— start Provided data —
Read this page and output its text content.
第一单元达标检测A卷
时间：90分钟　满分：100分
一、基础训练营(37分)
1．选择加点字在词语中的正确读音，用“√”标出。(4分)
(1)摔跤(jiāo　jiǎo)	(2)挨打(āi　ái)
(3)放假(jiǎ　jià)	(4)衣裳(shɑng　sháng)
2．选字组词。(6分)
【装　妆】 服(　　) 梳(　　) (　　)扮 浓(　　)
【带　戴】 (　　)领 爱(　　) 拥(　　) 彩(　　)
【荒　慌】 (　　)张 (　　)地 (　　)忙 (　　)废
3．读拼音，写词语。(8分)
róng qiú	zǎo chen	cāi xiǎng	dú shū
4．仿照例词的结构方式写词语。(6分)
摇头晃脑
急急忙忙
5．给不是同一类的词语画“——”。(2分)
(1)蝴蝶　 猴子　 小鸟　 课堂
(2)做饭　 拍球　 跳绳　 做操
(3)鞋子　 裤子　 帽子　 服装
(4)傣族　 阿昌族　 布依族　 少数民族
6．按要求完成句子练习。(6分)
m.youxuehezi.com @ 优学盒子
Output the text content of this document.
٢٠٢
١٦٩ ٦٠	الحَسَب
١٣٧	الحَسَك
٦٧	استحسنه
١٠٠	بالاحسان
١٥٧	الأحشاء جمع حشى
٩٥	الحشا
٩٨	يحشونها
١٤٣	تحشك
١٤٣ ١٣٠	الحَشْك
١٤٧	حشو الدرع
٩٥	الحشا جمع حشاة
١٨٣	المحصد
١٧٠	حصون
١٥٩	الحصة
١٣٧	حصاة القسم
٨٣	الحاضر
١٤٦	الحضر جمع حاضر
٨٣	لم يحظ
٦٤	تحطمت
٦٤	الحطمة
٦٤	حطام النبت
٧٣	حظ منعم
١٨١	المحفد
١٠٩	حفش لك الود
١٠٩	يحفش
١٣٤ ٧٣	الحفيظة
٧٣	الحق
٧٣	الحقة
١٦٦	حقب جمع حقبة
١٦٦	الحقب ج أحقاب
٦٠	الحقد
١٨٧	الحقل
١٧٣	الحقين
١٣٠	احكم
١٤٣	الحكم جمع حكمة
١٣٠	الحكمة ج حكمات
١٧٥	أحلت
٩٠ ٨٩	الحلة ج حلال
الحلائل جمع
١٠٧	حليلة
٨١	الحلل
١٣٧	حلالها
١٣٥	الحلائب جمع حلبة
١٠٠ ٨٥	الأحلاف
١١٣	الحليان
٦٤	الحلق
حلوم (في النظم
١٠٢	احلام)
— end Provided data —
» **Work to do**
Copy all the records above exactly, missing none.

» **Complete response**
Read this page and output its text content.
第一单元达标检测A卷
时间：90分钟　满分：100分
一、基础训练营(37分)
1．选择加点字在词语中的正确读音，用“√”标出。(4分)
(1)摔跤(jiāo　jiǎo)	(2)挨打(āi　ái)
(3)放假(jiǎ　jià)	(4)衣裳(shɑng　sháng)
2．选字组词。(6分)
【装　妆】 服(　　) 梳(　　) (　　)扮 浓(　　)
【带　戴】 (　　)领 爱(　　) 拥(　　) 彩(　　)
【荒　慌】 (　　)张 (　　)地 (　　)忙 (　　)废
3．读拼音，写词语。(8分)
róng qiú	zǎo chen	cāi xiǎng	dú shū
4．仿照例词的结构方式写词语。(6分)
摇头晃脑
急急忙忙
5．给不是同一类的词语画“——”。(2分)
(1)蝴蝶　 猴子　 小鸟　 课堂
(2)做饭　 拍球　 跳绳　 做操
(3)鞋子　 裤子　 帽子　 服装
(4)傣族　 阿昌族　 布依族　 少数民族
6．按要求完成句子练习。(6分)
m.youxuehezi.com @ 优学盒子
Output the text content of this document.
٢٠٢
١٦٩ ٦٠	الحَسَب
١٣٧	الحَسَك
٦٧	استحسنه
١٠٠	بالاحسان
١٥٧	الأحشاء جمع حشى
٩٥	الحشا
٩٨	يحشونها
١٤٣	تحشك
١٤٣ ١٣٠	الحَشْك
١٤٧	حشو الدرع
٩٥	الحشا جمع حشاة
١٨٣	المحصد
١٧٠	حصون
١٥٩	الحصة
١٣٧	حصاة القسم
٨٣	الحاضر
١٤٦	الحضر جمع حاضر
٨٣	لم يحظ
٦٤	تحطمت
٦٤	الحطمة
٦٤	حطام النبت
٧٣	حظ منعم
١٨١	المحفد
١٠٩	حفش لك الود
١٠٩	يحفش
١٣٤ ٧٣	الحفيظة
٧٣	الحق
٧٣	الحقة
١٦٦	حقب جمع حقبة
١٦٦	الحقب ج أحقاب
٦٠	الحقد
١٨٧	الحقل
١٧٣	الحقين
١٣٠	احكم
١٤٣	الحكم جمع حكمة
١٣٠	الحكمة ج حكمات
١٧٥	أحلت
٩٠ ٨٩	الحلة ج حلال
الحلائل جمع
١٠٧	حليلة
٨١	الحلل
١٣٧	حلالها
١٣٥	الحلائب جمع حلبة
١٠٠ ٨٥	الأحلاف
١١٣	الحليان
٦٤	الحلق
حلوم (في النظم
١٠٢	احلام)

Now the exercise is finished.